■ Your instructions ■
Gather all lines in the records below that include the word "为被捕食者".

■ Data for this exercise ■

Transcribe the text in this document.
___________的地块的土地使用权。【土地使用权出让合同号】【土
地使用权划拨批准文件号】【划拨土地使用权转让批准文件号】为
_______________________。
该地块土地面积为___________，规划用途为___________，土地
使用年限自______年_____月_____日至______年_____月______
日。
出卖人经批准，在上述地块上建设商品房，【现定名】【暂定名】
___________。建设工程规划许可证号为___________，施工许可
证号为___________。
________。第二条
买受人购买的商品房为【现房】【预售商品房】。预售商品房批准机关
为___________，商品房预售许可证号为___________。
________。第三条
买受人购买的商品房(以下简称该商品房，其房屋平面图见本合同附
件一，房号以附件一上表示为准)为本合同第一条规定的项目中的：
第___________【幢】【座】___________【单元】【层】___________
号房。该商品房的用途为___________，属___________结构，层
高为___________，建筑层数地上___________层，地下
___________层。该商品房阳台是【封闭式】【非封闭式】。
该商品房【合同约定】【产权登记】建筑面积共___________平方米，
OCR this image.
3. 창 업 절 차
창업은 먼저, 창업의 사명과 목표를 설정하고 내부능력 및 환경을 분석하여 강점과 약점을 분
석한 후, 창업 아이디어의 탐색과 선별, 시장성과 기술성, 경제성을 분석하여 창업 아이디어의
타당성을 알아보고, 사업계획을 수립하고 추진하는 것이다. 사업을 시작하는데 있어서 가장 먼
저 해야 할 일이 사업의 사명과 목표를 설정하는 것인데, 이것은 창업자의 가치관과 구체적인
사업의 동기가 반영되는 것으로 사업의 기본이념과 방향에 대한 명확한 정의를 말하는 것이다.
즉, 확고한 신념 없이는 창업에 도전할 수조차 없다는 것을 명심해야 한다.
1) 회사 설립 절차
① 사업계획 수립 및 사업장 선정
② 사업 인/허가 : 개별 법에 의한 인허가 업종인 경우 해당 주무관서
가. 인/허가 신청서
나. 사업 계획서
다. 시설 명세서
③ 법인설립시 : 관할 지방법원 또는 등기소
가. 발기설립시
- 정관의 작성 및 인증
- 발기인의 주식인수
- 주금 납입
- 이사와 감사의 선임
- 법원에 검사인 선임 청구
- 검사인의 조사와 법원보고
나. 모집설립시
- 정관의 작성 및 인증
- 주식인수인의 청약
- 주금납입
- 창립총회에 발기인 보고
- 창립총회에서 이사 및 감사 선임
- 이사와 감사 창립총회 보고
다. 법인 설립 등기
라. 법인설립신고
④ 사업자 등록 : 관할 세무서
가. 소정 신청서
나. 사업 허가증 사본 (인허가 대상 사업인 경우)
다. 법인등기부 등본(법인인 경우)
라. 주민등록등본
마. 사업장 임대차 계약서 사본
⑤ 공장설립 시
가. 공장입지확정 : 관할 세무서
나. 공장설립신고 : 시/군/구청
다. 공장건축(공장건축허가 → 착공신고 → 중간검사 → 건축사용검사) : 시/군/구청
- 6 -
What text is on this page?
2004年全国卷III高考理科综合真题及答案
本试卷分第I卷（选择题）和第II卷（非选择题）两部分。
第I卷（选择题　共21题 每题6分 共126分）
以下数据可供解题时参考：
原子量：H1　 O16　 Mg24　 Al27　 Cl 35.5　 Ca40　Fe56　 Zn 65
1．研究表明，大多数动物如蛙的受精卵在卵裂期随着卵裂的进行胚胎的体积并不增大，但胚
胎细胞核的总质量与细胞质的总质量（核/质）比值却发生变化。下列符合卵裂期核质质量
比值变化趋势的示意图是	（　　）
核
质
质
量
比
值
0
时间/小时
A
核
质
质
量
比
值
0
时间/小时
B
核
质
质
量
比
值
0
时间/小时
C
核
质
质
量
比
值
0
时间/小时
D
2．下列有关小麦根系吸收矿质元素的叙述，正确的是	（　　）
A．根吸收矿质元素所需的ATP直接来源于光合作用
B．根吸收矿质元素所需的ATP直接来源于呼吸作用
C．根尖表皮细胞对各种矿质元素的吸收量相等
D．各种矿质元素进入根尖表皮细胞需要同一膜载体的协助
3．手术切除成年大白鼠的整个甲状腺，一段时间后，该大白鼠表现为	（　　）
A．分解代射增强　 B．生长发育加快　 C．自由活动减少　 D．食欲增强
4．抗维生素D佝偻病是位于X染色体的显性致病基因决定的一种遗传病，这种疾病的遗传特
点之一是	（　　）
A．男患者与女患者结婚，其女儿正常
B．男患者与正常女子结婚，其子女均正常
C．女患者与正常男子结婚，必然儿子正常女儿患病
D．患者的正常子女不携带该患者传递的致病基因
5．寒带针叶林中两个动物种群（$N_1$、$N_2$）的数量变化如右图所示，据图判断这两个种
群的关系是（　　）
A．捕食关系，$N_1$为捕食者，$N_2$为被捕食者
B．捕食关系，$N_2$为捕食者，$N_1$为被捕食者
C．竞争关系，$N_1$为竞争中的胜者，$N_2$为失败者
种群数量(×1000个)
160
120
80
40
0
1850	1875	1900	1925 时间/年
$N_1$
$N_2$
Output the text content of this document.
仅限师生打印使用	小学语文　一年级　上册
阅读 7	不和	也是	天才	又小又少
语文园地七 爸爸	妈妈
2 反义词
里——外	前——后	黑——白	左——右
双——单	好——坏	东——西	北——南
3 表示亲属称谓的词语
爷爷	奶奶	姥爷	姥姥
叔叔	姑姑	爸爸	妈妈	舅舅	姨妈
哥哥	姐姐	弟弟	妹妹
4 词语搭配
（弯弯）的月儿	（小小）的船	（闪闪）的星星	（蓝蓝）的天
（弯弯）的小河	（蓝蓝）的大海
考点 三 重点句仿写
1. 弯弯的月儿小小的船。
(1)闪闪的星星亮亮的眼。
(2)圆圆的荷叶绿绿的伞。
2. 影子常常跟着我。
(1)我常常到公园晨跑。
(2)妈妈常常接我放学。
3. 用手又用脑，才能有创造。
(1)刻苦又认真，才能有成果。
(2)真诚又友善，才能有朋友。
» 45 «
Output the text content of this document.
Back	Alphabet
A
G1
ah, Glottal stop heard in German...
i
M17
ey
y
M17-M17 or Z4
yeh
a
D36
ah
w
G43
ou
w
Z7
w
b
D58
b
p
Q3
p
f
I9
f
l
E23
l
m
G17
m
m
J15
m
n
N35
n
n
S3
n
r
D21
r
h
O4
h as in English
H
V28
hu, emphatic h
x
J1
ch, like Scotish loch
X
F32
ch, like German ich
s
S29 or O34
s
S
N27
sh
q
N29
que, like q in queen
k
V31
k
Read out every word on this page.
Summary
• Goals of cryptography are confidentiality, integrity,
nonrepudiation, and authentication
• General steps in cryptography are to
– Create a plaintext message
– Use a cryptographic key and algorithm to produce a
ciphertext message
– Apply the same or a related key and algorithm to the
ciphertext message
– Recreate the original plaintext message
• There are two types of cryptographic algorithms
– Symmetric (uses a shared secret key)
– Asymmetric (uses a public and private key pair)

■ Answer for this exercise ■
A．捕食关系，$N_1$为捕食者，$N_2$为被捕食者
B．捕食关系，$N_2$为捕食者，$N_1$为被捕食者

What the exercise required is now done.